Short problem: Print the material below line for line, reproducing every character without any change.

Layout dataset entries
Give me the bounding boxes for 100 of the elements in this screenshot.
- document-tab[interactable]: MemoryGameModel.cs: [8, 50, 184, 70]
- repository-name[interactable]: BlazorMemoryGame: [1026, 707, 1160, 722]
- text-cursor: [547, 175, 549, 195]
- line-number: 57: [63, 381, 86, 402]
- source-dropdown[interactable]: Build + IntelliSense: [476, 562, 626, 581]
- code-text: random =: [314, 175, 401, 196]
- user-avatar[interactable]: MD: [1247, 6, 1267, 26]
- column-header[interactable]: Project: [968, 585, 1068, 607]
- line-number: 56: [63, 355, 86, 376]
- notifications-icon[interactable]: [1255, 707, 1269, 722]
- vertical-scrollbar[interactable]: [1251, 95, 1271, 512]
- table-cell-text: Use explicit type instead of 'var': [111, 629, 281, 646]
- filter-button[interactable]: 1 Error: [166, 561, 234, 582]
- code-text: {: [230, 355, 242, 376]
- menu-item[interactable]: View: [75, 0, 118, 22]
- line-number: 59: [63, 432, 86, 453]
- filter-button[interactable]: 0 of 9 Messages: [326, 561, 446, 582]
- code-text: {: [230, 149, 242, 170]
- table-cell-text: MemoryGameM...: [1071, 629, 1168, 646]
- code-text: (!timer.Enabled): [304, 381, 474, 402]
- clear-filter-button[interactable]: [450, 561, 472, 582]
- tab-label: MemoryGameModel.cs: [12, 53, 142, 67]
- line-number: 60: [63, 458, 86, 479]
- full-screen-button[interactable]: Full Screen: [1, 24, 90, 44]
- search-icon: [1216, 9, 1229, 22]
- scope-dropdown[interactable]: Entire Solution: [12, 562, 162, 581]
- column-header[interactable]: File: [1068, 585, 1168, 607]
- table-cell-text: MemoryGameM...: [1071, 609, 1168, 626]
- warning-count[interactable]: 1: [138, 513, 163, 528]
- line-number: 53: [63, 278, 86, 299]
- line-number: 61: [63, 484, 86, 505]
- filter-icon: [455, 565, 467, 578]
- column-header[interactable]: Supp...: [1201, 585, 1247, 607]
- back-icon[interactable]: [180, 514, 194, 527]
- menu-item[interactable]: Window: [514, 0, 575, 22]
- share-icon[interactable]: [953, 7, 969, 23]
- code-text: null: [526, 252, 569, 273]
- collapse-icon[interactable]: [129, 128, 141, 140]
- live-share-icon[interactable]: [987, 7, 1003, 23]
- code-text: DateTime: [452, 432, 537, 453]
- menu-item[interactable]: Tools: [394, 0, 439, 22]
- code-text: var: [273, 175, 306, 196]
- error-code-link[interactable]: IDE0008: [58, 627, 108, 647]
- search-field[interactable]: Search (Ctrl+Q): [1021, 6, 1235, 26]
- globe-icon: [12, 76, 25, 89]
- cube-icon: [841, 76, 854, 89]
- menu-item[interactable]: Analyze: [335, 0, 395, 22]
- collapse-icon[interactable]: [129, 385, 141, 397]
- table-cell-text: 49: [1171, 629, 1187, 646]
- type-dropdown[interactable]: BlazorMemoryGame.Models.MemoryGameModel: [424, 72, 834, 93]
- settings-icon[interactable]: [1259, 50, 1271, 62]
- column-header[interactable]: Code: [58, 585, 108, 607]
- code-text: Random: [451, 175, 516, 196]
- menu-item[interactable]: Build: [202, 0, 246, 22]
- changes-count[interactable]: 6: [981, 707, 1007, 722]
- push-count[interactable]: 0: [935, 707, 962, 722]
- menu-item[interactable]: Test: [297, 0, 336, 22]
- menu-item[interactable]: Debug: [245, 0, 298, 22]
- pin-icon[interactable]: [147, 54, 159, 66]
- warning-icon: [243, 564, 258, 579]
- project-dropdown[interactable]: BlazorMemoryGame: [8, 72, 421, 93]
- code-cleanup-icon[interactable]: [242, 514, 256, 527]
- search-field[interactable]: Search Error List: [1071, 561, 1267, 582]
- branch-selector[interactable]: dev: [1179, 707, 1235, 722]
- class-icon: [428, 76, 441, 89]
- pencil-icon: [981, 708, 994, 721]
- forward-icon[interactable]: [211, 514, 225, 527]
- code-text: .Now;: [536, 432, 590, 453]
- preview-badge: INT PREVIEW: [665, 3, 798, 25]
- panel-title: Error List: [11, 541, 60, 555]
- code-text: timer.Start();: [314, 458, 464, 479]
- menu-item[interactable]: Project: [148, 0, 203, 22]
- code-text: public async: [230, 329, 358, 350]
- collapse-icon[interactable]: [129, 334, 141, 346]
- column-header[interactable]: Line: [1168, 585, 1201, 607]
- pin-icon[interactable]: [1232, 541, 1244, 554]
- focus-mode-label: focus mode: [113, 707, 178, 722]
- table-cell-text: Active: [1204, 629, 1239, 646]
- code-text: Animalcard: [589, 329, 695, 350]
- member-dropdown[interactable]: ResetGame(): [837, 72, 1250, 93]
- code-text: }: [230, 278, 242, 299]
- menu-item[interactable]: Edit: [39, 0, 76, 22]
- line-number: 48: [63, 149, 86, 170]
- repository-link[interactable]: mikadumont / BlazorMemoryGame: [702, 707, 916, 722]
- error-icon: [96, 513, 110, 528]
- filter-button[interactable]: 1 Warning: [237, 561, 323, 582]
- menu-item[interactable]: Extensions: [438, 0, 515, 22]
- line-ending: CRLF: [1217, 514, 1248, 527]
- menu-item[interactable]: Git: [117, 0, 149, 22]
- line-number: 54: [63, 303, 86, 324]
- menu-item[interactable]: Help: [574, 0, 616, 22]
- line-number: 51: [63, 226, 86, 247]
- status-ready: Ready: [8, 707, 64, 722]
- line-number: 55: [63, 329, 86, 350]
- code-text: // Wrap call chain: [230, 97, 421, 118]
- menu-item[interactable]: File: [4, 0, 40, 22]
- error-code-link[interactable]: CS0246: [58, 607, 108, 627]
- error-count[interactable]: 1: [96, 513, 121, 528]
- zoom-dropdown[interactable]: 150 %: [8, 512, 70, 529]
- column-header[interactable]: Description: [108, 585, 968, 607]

Solution to this problem:
Give me the bounding boxes for 100 of the elements in this screenshot.
- document-tab[interactable]: MemoryGameModel.cs: [8, 50, 184, 70]
- repository-name[interactable]: BlazorMemoryGame: [1026, 707, 1160, 722]
- text-cursor: [547, 175, 549, 195]
- line-number: 57: [63, 381, 86, 402]
- source-dropdown[interactable]: Build + IntelliSense: [476, 562, 626, 581]
- code-text: random =: [314, 175, 401, 196]
- user-avatar[interactable]: MD: [1247, 6, 1267, 26]
- column-header[interactable]: Project: [968, 585, 1068, 607]
- line-number: 56: [63, 355, 86, 376]
- notifications-icon[interactable]: [1255, 707, 1269, 722]
- vertical-scrollbar[interactable]: [1251, 95, 1271, 512]
- table-cell-text: Use explicit type instead of 'var': [111, 629, 281, 646]
- filter-button[interactable]: 1 Error: [166, 561, 234, 582]
- code-text: {: [230, 355, 242, 376]
- menu-item[interactable]: View: [75, 0, 118, 22]
- line-number: 59: [63, 432, 86, 453]
- filter-button[interactable]: 0 of 9 Messages: [326, 561, 446, 582]
- code-text: {: [230, 149, 242, 170]
- table-cell-text: MemoryGameM...: [1071, 629, 1168, 646]
- code-text: (!timer.Enabled): [304, 381, 474, 402]
- clear-filter-button[interactable]: [450, 561, 472, 582]
- tab-label: MemoryGameModel.cs: [12, 53, 142, 67]
- line-number: 60: [63, 458, 86, 479]
- full-screen-button[interactable]: Full Screen: [1, 24, 90, 44]
- search-icon: [1216, 9, 1229, 22]
- scope-dropdown[interactable]: Entire Solution: [12, 562, 162, 581]
- column-header[interactable]: File: [1068, 585, 1168, 607]
- table-cell-text: MemoryGameM...: [1071, 609, 1168, 626]
- warning-count[interactable]: 1: [138, 513, 163, 528]
- line-number: 53: [63, 278, 86, 299]
- line-number: 61: [63, 484, 86, 505]
- filter-icon: [455, 565, 467, 578]
- column-header[interactable]: Supp...: [1201, 585, 1247, 607]
- back-icon[interactable]: [180, 514, 194, 527]
- menu-item[interactable]: Window: [514, 0, 575, 22]
- share-icon[interactable]: [953, 7, 969, 23]
- code-text: null: [526, 252, 569, 273]
- collapse-icon[interactable]: [129, 128, 141, 140]
- live-share-icon[interactable]: [987, 7, 1003, 23]
- code-text: DateTime: [452, 432, 537, 453]
- menu-item[interactable]: Tools: [394, 0, 439, 22]
- code-text: var: [273, 175, 306, 196]
- error-code-link[interactable]: IDE0008: [58, 627, 108, 647]
- search-field[interactable]: Search (Ctrl+Q): [1021, 6, 1235, 26]
- globe-icon: [12, 76, 25, 89]
- cube-icon: [841, 76, 854, 89]
- menu-item[interactable]: Analyze: [335, 0, 395, 22]
- collapse-icon[interactable]: [129, 385, 141, 397]
- table-cell-text: 49: [1171, 629, 1187, 646]
- type-dropdown[interactable]: BlazorMemoryGame.Models.MemoryGameModel: [424, 72, 834, 93]
- settings-icon[interactable]: [1259, 50, 1271, 62]
- column-header[interactable]: Code: [58, 585, 108, 607]
- code-text: Random: [451, 175, 516, 196]
- menu-item[interactable]: Build: [202, 0, 246, 22]
- changes-count[interactable]: 6: [981, 707, 1007, 722]
- push-count[interactable]: 0: [935, 707, 962, 722]
- menu-item[interactable]: Test: [297, 0, 336, 22]
- menu-item[interactable]: Debug: [245, 0, 298, 22]
- pin-icon[interactable]: [147, 54, 159, 66]
- warning-icon: [243, 564, 258, 579]
- project-dropdown[interactable]: BlazorMemoryGame: [8, 72, 421, 93]
- code-cleanup-icon[interactable]: [242, 514, 256, 527]
- search-field[interactable]: Search Error List: [1071, 561, 1267, 582]
- branch-selector[interactable]: dev: [1179, 707, 1235, 722]
- class-icon: [428, 76, 441, 89]
- pencil-icon: [981, 708, 994, 721]
- forward-icon[interactable]: [211, 514, 225, 527]
- code-text: .Now;: [536, 432, 590, 453]
- preview-badge: INT PREVIEW: [665, 3, 798, 25]
- panel-title: Error List: [11, 541, 60, 555]
- code-text: timer.Start();: [314, 458, 464, 479]
- menu-item[interactable]: Project: [148, 0, 203, 22]
- code-text: public async: [230, 329, 358, 350]
- collapse-icon[interactable]: [129, 334, 141, 346]
- column-header[interactable]: Line: [1168, 585, 1201, 607]
- pin-icon[interactable]: [1232, 541, 1244, 554]
- focus-mode-label: focus mode: [113, 707, 178, 722]
- table-cell-text: Active: [1204, 629, 1239, 646]
- code-text: Animalcard: [589, 329, 695, 350]
- member-dropdown[interactable]: ResetGame(): [837, 72, 1250, 93]
- code-text: }: [230, 278, 242, 299]
- menu-item[interactable]: Edit: [39, 0, 76, 22]
- line-number: 48: [63, 149, 86, 170]
- repository-link[interactable]: mikadumont / BlazorMemoryGame: [702, 707, 916, 722]
- error-icon: [96, 513, 110, 528]
- filter-button[interactable]: 1 Warning: [237, 561, 323, 582]
- menu-item[interactable]: Extensions: [438, 0, 515, 22]
- line-ending: CRLF: [1217, 514, 1248, 527]
- menu-item[interactable]: Git: [117, 0, 149, 22]
- line-number: 54: [63, 303, 86, 324]
- menu-item[interactable]: Help: [574, 0, 616, 22]
- line-number: 51: [63, 226, 86, 247]
- status-ready: Ready: [8, 707, 64, 722]
- line-number: 55: [63, 329, 86, 350]
- code-text: // Wrap call chain: [230, 97, 421, 118]
- menu-item[interactable]: File: [4, 0, 40, 22]
- error-code-link[interactable]: CS0246: [58, 607, 108, 627]
- error-count[interactable]: 1: [96, 513, 121, 528]
- zoom-dropdown[interactable]: 150 %: [8, 512, 70, 529]
- column-header[interactable]: Description: [108, 585, 968, 607]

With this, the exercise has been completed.